■ **PAGE EXTRACT**:
====
The court hearing Novak Djokovic’s appeal in Melbourne has ruled that the player should be removed from the Park Hotel in Carlton during the hearing.
Judge Anthony Kelly has also expressed agitation over the rejection of Djokovic’s medical exemption.
The Federal Circuit Court of Australia is hearing Djokovic’s appeal against a decision to refuse the tennis player a visa ahead of the Australian Open.
The court published an order made on Sunday that Djokovic be taken from the Park Hotel and brought to “a premises as specified by the applicant’s solicitors” during the hearing.
The order states: “The respondent, by her servants or agents, including the Australian Border Force, take all steps and do all things as may be necessary to bring the applicant to premises as specified by the applicant’s solicitors on Monday, 10 January 2022 (and each day thereafter, including upon the delivery of judgment).
“This is to permit him to remain there until the conclusion of each hearing and to secure his safe return to detention upon the conclusion of each hearing.”
The hearing was delayed by technical issues with the court’s video link, but Djokovic’s lawyers began arguing their case to Judge Kelly.
The judge asked the court: “What more could this man have done?” and said he was “agitated” about the issue.
“Here, a professor and an eminently qualified physician have produced and provided to the applicant a medical exemption,” Judge Kelly said.
“Further to that, that medical exemption and the basis on which it was given was separately given by a further independent expert specialist panel established by the Victorian state government and that document was in the hands of the delegate.”
Djokovic’s lawyer, Nicholas Wood, has argued the notice of intention to cancel the visa was defective because it was made on “a confusing blend of two grounds”.
He also argued that Djokovic was treated at the airport as if access to lawyers “couldn’t possibly” be of assistance in the matter and was not given a reasonable chance to respond to the notice.
Counsel for the Australian Government Christopher Tran will argue Djokovic did respond to the notice.
====
■ **INFORMATION GIVEN**:
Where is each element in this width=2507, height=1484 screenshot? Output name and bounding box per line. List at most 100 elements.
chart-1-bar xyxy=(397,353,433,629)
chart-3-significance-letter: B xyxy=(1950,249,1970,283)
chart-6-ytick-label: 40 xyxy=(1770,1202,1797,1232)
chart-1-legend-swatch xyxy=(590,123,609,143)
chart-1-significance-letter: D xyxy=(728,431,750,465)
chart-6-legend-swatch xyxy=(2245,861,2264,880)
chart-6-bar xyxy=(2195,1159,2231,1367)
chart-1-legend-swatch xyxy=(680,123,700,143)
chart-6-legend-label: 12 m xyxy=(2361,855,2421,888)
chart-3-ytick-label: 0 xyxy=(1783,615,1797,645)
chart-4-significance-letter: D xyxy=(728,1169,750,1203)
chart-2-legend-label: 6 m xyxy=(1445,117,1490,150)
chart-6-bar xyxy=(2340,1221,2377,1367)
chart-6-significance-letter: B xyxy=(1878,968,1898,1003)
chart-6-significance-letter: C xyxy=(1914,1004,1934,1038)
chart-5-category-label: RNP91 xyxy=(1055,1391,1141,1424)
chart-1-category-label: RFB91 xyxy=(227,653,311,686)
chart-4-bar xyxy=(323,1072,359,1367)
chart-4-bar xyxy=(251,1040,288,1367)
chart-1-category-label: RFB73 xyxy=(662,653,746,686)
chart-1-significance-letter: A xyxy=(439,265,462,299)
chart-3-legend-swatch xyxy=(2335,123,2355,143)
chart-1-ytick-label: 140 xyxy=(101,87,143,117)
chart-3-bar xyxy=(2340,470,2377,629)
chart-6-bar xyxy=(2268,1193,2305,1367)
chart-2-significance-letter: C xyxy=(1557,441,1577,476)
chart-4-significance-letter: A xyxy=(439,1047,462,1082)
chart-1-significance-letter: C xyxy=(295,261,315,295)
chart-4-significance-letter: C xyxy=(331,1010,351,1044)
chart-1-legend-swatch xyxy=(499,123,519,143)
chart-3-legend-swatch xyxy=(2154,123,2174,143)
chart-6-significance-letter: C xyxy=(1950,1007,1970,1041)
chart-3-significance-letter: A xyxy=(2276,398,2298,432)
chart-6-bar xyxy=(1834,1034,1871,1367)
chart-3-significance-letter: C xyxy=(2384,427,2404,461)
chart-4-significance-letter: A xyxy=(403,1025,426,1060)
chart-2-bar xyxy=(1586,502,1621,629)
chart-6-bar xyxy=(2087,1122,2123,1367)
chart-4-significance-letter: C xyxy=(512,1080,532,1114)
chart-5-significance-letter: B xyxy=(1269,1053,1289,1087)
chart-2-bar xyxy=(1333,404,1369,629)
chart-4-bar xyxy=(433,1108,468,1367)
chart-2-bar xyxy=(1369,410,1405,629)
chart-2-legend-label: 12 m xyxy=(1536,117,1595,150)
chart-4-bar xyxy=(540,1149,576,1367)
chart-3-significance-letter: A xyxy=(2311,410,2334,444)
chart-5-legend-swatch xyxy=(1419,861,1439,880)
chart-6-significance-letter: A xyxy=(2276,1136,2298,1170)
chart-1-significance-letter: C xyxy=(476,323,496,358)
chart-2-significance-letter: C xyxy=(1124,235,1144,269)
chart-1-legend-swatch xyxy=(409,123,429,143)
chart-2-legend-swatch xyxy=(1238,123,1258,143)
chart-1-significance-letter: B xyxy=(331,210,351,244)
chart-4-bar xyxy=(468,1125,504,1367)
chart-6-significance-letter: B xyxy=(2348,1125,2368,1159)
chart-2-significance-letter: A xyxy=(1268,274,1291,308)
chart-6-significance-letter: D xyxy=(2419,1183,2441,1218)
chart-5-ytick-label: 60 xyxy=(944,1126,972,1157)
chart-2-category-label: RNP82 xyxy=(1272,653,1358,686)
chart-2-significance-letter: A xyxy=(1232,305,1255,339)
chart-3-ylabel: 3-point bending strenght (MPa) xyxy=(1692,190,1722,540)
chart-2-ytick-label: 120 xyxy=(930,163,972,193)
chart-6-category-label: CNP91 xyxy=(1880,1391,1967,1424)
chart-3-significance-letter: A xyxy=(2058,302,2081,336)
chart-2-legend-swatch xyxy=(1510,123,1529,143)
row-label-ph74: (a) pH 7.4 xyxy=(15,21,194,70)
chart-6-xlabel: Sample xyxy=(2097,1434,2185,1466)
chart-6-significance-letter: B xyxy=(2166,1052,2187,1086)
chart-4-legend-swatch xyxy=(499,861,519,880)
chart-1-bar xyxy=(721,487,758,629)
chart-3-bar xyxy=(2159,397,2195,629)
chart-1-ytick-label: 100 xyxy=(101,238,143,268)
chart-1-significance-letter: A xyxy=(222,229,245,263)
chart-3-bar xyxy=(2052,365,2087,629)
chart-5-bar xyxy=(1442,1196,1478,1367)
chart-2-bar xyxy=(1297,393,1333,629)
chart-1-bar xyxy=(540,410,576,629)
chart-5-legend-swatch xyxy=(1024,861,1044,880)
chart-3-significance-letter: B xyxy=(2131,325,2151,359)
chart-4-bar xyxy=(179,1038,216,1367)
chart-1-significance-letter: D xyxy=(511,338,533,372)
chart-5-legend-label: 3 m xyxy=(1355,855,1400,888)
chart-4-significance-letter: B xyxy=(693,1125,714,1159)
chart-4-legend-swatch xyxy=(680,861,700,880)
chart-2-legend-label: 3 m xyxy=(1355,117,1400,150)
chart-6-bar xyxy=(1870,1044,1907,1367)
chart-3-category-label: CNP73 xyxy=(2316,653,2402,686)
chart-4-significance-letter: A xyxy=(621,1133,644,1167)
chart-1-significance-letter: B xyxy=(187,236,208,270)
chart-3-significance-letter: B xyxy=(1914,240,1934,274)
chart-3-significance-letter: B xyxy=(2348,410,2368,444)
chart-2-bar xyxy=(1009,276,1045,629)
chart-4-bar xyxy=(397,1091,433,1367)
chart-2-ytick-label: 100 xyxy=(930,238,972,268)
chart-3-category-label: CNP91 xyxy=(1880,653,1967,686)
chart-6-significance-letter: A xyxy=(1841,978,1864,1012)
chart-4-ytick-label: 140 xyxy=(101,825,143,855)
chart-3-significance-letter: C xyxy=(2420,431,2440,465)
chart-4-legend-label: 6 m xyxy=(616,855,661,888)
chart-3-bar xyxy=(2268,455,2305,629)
====
■ **PROMPT**: In the news report on Novak Djokovic's visa appeal, who is named as counsel for the Australian Government?

■ **RESPONSE BOX**: Christopher Tran